Records
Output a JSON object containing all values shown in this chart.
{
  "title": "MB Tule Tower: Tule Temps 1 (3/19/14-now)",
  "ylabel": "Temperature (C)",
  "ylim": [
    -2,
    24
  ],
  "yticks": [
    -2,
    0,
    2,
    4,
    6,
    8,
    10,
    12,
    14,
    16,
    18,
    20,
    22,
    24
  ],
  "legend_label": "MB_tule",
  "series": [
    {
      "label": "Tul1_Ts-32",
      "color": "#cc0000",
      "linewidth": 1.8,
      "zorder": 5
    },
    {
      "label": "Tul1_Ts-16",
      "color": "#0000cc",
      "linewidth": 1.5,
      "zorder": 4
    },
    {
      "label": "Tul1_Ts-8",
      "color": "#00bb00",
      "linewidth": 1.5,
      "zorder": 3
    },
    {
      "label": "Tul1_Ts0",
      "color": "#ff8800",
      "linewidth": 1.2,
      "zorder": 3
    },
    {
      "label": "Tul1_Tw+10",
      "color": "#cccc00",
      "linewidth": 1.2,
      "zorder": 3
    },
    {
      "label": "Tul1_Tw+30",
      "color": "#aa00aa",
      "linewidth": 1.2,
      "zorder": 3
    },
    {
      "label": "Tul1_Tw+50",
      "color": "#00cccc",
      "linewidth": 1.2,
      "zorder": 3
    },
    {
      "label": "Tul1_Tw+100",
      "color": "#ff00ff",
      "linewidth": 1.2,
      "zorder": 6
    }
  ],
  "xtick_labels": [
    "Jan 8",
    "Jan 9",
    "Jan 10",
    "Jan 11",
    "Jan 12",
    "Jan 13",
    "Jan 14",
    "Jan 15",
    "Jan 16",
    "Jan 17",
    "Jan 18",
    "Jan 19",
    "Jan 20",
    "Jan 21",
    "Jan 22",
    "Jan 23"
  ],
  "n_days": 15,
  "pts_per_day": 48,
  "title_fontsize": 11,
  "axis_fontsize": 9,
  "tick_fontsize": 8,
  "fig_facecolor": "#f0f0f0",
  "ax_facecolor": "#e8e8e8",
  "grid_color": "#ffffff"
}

__Problem to solve__
All of the entries should be written out again exactly.

__Solution for this exercise__
Output a JSON object containing all values shown in this chart.
{
  "title": "MB Tule Tower: Tule Temps 1 (3/19/14-now)",
  "ylabel": "Temperature (C)",
  "ylim": [
    -2,
    24
  ],
  "yticks": [
    -2,
    0,
    2,
    4,
    6,
    8,
    10,
    12,
    14,
    16,
    18,
    20,
    22,
    24
  ],
  "legend_label": "MB_tule",
  "series": [
    {
      "label": "Tul1_Ts-32",
      "color": "#cc0000",
      "linewidth": 1.8,
      "zorder": 5
    },
    {
      "label": "Tul1_Ts-16",
      "color": "#0000cc",
      "linewidth": 1.5,
      "zorder": 4
    },
    {
      "label": "Tul1_Ts-8",
      "color": "#00bb00",
      "linewidth": 1.5,
      "zorder": 3
    },
    {
      "label": "Tul1_Ts0",
      "color": "#ff8800",
      "linewidth": 1.2,
      "zorder": 3
    },
    {
      "label": "Tul1_Tw+10",
      "color": "#cccc00",
      "linewidth": 1.2,
      "zorder": 3
    },
    {
      "label": "Tul1_Tw+30",
      "color": "#aa00aa",
      "linewidth": 1.2,
      "zorder": 3
    },
    {
      "label": "Tul1_Tw+50",
      "color": "#00cccc",
      "linewidth": 1.2,
      "zorder": 3
    },
    {
      "label": "Tul1_Tw+100",
      "color": "#ff00ff",
      "linewidth": 1.2,
      "zorder": 6
    }
  ],
  "xtick_labels": [
    "Jan 8",
    "Jan 9",
    "Jan 10",
    "Jan 11",
    "Jan 12",
    "Jan 13",
    "Jan 14",
    "Jan 15",
    "Jan 16",
    "Jan 17",
    "Jan 18",
    "Jan 19",
    "Jan 20",
    "Jan 21",
    "Jan 22",
    "Jan 23"
  ],
  "n_days": 15,
  "pts_per_day": 48,
  "title_fontsize": 11,
  "axis_fontsize": 9,
  "tick_fontsize": 8,
  "fig_facecolor": "#f0f0f0",
  "ax_facecolor": "#e8e8e8",
  "grid_color": "#ffffff"
}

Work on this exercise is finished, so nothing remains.